▸ Set problem
Go through the material below and count the lines with the string "text"; the number is the whole answer.

▸ Material provided
— begin —
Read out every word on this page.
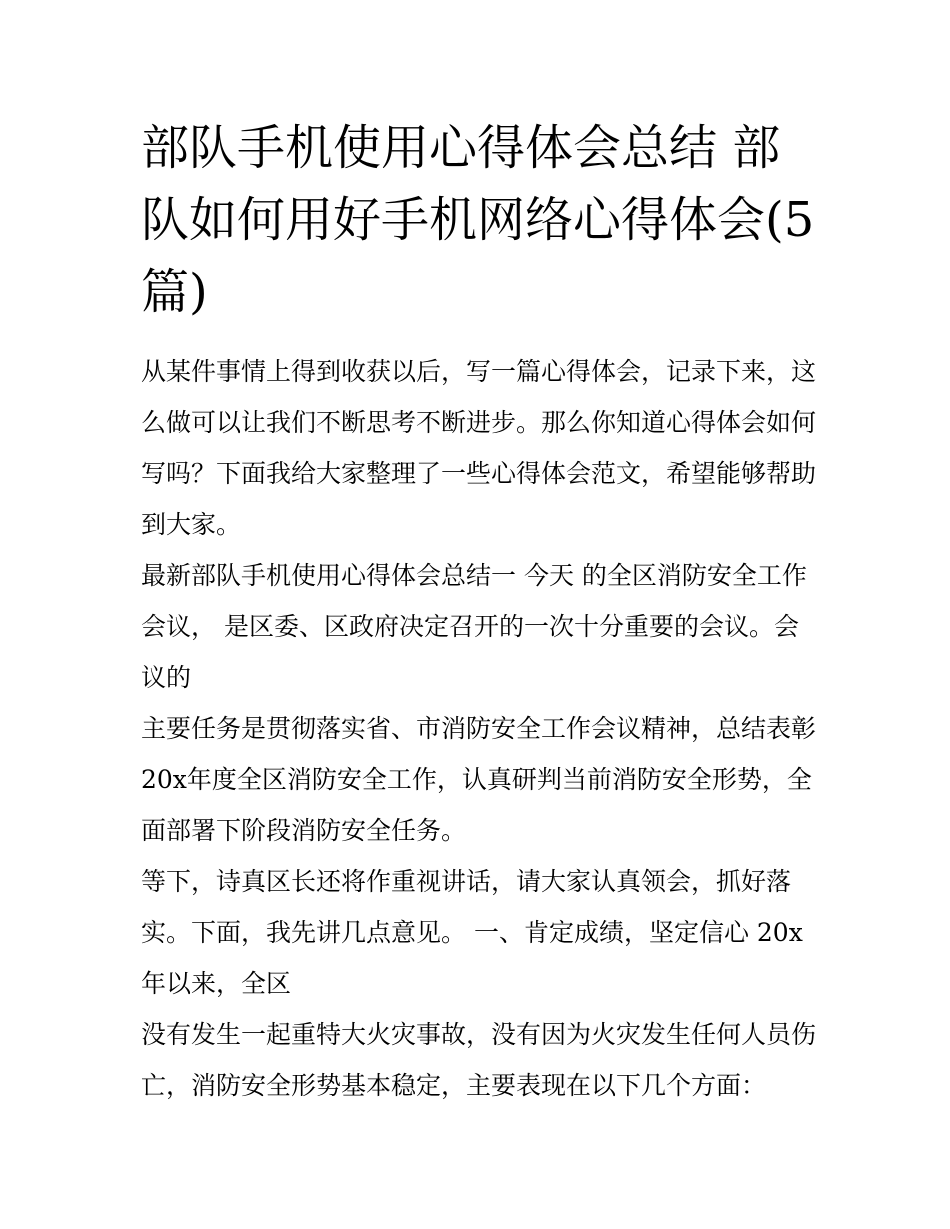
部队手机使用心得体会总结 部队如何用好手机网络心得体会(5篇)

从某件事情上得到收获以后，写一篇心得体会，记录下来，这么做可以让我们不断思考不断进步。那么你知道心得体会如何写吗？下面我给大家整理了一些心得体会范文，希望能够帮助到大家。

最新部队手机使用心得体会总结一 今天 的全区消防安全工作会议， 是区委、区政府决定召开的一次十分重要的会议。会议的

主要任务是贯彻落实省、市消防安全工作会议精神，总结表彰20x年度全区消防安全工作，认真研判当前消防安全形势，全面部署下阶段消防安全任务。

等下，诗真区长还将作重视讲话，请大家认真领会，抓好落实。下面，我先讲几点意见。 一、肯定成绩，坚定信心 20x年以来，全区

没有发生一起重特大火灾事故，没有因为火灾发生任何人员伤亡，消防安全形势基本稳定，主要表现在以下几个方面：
— end —
— begin —
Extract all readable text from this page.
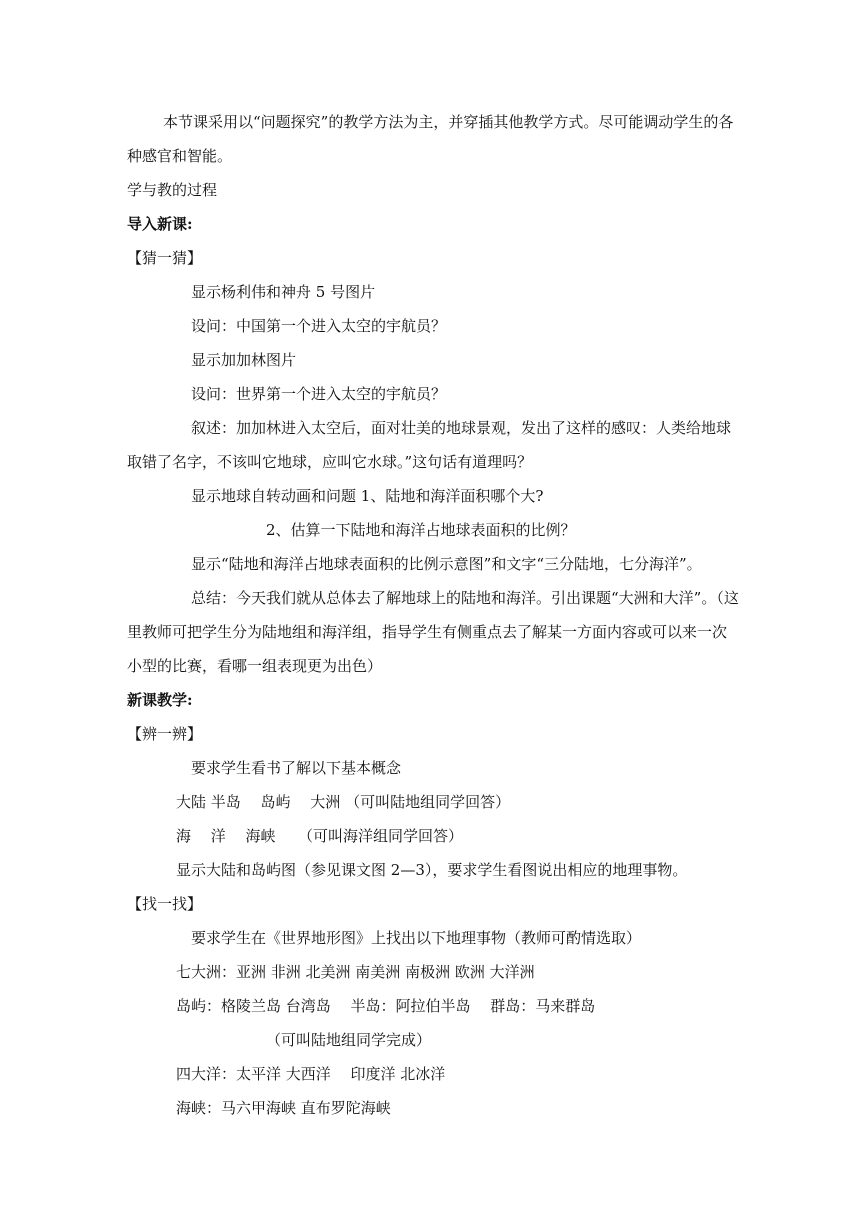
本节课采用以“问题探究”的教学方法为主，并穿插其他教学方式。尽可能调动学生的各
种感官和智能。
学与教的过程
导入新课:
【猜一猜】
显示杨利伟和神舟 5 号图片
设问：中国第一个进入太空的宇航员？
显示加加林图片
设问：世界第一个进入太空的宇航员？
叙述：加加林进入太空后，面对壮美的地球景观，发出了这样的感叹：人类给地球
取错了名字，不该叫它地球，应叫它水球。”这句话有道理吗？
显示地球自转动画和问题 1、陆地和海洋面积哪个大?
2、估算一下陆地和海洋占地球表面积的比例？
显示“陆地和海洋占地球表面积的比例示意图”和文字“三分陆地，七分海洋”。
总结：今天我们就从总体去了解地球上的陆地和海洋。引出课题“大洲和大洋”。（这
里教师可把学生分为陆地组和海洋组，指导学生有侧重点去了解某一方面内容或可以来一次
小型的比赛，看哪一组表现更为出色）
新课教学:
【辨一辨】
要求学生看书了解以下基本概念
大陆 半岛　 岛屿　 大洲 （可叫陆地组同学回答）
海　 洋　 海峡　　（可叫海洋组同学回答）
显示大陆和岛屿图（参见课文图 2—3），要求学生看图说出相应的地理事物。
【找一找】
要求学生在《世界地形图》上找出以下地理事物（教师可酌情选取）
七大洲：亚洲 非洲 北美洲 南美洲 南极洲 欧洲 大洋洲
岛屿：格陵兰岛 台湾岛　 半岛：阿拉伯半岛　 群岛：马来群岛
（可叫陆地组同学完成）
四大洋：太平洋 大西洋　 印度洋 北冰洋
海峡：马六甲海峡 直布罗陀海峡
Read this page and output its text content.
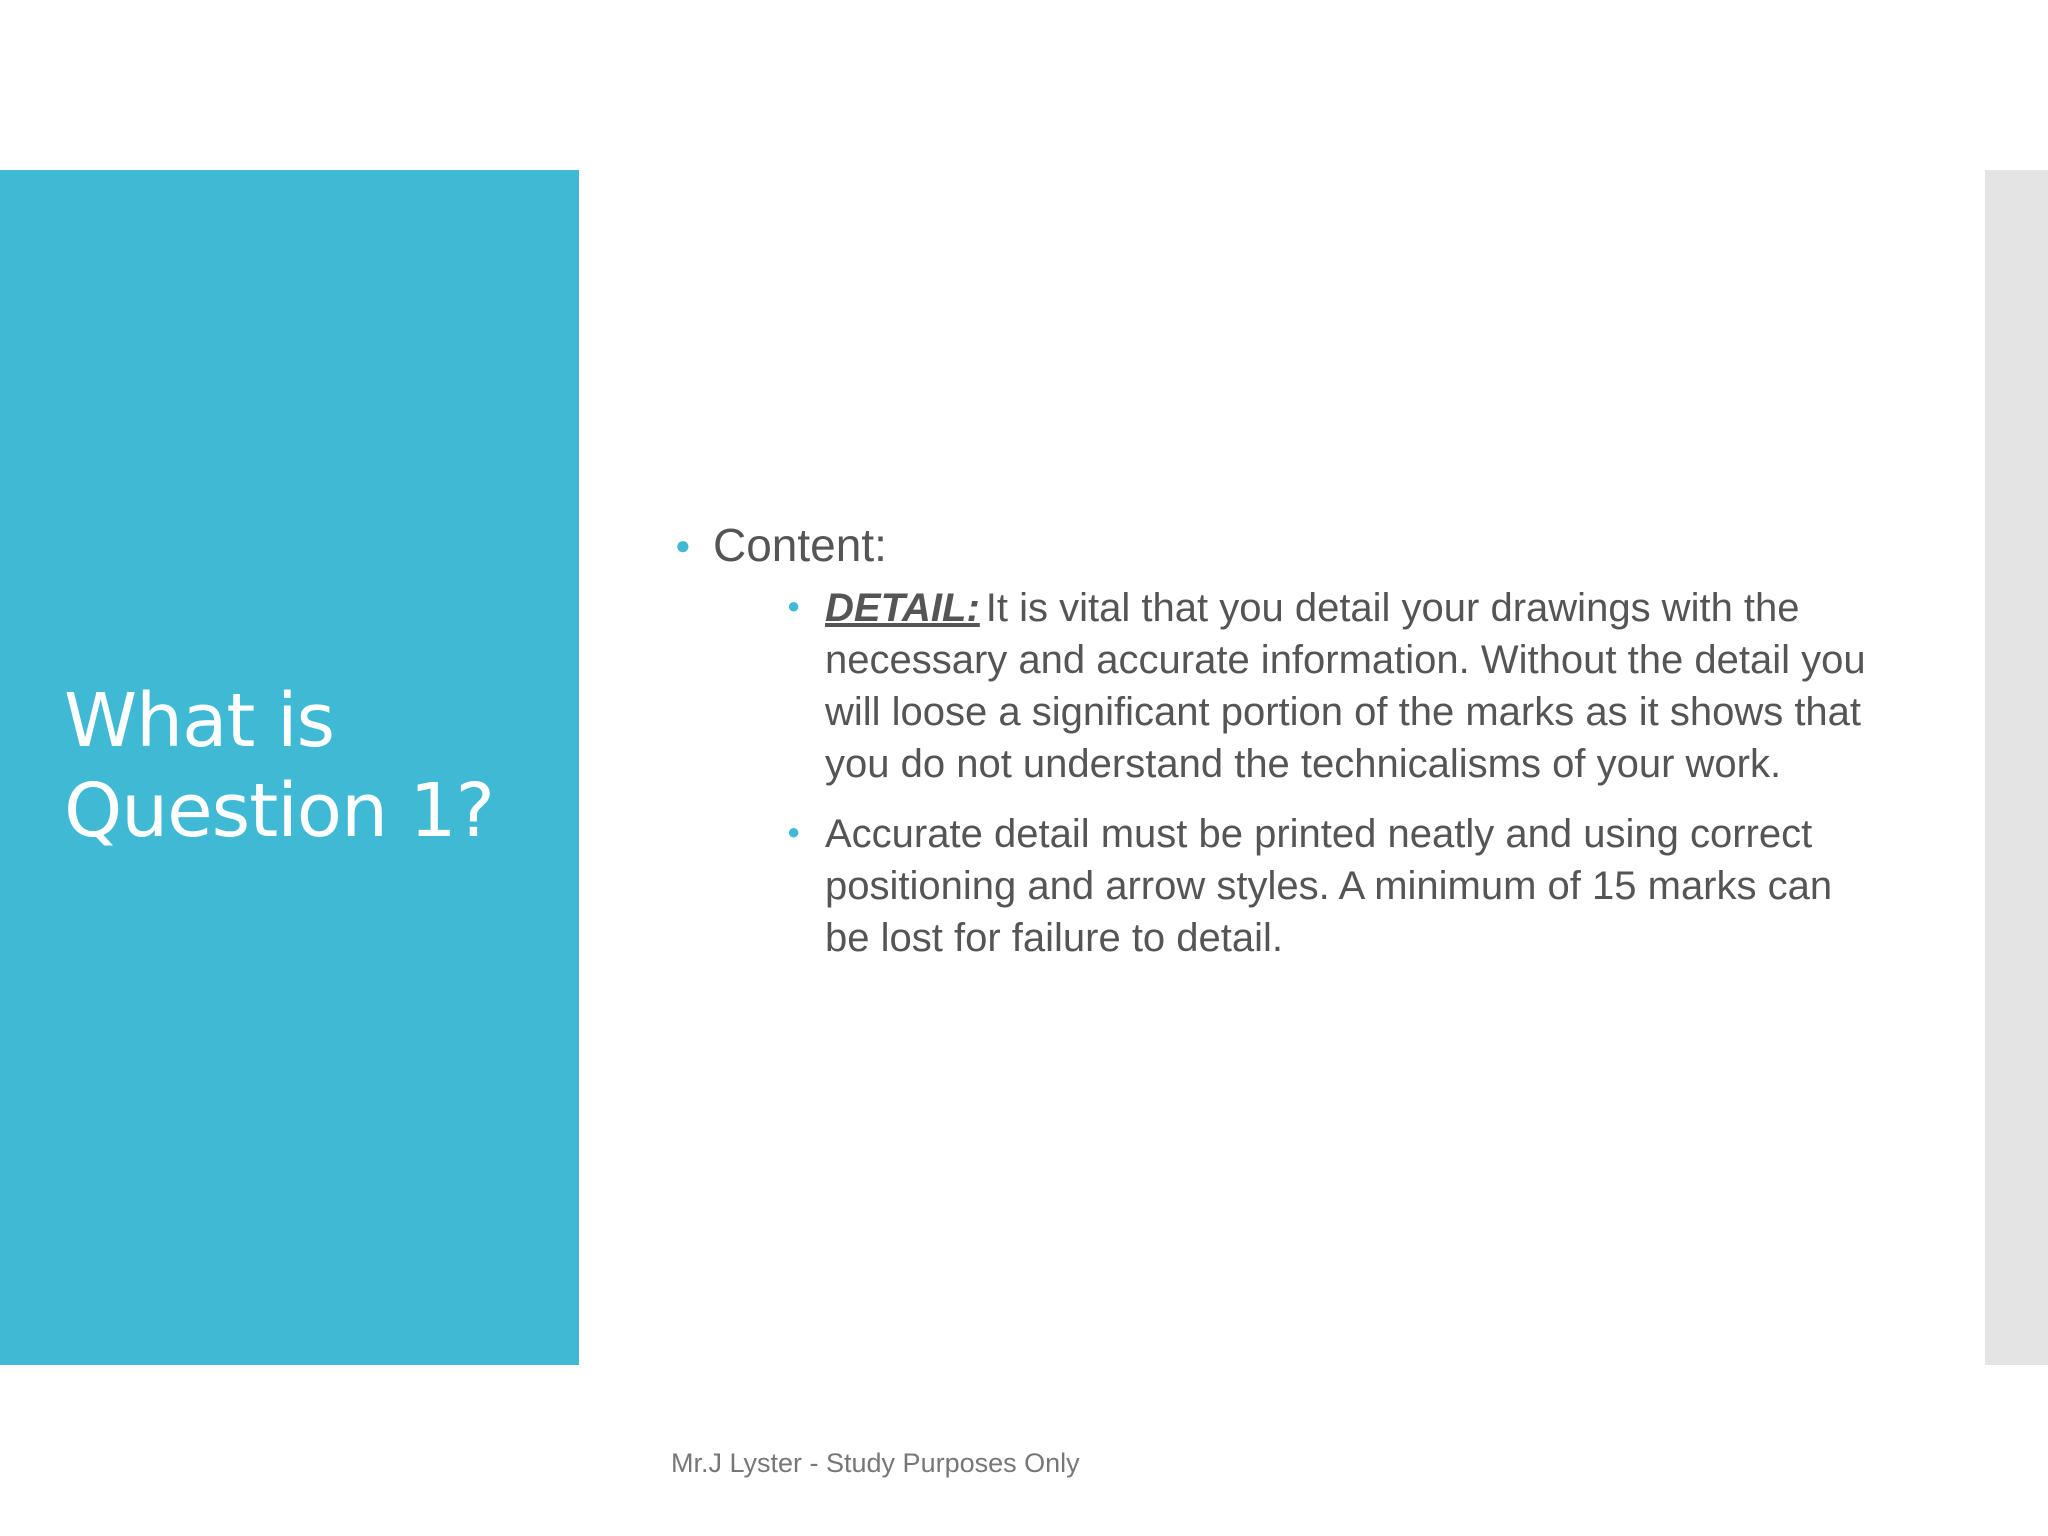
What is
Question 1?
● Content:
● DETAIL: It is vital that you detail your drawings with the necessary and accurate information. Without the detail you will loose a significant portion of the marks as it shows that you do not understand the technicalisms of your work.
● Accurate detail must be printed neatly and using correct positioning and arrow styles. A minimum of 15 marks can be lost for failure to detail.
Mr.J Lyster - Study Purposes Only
— end —
▸ Final answer
2